▸ Stated problem
Check each line of the data for "PRODUCTS" and select those that have it.

# Start of Listed entries

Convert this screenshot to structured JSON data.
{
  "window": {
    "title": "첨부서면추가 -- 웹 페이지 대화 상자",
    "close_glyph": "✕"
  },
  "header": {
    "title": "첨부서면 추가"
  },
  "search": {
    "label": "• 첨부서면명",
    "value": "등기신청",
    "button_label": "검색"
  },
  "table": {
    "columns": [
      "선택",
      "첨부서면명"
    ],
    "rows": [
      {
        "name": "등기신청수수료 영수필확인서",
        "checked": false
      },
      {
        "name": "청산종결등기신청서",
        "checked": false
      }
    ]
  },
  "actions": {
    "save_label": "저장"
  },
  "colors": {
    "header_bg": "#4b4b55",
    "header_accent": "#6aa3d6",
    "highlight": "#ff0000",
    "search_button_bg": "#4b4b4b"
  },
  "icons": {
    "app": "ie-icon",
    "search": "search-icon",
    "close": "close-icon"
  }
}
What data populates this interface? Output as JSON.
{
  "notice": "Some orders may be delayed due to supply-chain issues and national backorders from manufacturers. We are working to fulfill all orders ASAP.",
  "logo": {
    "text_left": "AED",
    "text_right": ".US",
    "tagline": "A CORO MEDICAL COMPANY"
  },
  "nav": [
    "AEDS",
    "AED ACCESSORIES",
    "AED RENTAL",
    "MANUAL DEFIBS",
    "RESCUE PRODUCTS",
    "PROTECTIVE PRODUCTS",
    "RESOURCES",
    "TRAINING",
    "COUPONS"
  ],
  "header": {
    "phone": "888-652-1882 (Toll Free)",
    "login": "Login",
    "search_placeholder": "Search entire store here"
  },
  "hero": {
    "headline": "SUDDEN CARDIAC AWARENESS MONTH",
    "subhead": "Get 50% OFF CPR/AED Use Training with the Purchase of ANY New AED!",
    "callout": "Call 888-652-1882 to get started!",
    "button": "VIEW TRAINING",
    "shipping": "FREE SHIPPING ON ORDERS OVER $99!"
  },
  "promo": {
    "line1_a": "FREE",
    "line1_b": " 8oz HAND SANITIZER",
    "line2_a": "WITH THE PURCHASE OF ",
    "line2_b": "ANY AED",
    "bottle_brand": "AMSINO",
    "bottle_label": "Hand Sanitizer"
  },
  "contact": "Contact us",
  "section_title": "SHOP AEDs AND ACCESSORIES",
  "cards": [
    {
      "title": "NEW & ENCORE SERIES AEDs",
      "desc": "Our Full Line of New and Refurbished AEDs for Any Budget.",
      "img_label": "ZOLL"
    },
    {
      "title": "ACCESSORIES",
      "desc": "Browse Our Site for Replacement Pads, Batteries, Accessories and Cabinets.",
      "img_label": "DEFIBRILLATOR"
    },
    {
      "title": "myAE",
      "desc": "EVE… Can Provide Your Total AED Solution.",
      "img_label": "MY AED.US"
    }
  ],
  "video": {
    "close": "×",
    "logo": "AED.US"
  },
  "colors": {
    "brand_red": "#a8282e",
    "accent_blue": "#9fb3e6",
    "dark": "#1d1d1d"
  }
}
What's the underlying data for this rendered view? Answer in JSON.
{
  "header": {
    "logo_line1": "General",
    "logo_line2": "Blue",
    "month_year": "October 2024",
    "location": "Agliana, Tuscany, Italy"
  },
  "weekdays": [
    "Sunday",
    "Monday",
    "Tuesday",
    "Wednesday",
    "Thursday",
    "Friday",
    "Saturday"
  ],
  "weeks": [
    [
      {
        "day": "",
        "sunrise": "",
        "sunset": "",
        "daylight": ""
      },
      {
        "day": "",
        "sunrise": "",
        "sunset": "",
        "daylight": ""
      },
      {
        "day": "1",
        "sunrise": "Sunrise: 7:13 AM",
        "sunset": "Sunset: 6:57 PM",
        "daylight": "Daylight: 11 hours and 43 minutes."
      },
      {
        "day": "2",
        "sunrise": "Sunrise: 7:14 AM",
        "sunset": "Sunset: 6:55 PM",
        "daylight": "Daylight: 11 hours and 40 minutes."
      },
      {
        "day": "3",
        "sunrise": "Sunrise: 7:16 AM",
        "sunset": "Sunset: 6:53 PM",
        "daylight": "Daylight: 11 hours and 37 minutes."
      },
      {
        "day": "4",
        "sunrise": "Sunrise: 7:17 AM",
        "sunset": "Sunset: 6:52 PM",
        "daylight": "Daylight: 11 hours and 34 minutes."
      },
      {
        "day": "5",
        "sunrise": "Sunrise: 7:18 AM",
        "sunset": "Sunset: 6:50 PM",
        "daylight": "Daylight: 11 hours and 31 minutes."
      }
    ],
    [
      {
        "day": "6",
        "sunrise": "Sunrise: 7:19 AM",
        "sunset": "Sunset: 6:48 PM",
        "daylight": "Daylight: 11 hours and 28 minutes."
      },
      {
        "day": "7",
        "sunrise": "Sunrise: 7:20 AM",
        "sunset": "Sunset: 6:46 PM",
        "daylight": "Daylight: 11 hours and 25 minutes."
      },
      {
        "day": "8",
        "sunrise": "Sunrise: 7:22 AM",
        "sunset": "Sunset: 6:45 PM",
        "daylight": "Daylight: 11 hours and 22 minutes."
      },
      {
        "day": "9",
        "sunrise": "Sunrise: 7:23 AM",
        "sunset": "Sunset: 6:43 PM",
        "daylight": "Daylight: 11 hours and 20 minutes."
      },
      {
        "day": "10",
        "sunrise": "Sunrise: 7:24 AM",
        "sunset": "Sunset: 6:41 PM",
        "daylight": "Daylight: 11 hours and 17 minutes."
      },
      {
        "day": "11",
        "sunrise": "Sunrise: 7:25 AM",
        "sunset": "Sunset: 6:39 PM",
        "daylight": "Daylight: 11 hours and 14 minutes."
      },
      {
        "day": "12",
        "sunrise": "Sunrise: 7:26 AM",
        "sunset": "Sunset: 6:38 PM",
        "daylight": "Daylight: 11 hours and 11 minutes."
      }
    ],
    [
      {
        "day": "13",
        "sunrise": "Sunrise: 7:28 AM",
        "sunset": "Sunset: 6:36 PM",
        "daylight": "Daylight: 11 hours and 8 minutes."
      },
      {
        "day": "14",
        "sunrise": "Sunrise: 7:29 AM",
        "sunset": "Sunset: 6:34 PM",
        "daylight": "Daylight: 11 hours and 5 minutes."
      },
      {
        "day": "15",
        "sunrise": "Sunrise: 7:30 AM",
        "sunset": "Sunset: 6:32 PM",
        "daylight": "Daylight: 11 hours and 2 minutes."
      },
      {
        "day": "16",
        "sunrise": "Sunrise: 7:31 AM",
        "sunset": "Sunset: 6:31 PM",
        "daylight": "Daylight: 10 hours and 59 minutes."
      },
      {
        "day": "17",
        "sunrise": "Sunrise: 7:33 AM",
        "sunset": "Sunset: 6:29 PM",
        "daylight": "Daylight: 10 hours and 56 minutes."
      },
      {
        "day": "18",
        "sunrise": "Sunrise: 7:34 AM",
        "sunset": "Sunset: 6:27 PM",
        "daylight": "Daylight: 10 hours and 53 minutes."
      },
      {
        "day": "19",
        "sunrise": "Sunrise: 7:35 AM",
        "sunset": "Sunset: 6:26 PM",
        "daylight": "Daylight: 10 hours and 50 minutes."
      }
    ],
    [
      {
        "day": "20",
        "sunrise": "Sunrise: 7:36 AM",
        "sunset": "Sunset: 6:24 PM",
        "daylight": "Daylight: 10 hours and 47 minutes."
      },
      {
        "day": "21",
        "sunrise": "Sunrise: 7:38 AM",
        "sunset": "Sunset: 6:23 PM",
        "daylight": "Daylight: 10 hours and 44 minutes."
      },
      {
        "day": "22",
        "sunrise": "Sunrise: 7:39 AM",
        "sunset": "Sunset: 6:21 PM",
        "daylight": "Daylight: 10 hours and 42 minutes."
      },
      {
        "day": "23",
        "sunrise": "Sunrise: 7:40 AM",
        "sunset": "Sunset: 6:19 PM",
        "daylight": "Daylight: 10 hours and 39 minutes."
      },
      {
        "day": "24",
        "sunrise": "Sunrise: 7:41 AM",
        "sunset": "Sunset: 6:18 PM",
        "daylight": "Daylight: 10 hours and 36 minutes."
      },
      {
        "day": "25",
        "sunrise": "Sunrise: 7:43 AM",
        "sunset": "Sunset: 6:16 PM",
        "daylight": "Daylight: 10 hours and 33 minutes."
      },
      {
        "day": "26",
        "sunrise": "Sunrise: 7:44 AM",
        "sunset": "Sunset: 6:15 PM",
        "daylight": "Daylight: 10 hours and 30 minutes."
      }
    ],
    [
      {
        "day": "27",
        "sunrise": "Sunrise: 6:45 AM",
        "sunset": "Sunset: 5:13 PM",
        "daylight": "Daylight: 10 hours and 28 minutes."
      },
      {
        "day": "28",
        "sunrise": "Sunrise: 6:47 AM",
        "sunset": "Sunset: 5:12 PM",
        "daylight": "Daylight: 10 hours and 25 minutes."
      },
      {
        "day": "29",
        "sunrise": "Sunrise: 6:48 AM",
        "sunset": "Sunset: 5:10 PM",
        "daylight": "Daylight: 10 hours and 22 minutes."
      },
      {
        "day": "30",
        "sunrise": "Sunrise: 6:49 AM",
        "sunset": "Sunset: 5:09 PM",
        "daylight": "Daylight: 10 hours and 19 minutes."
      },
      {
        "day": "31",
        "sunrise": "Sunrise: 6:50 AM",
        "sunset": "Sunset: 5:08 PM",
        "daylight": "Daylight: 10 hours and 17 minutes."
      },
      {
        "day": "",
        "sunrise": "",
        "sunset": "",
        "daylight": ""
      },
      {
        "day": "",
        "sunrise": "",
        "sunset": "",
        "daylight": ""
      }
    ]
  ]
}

# End of Listed entries

▸ Solution to this exercise
    "RESCUE PRODUCTS",
    "PROTECTIVE PRODUCTS",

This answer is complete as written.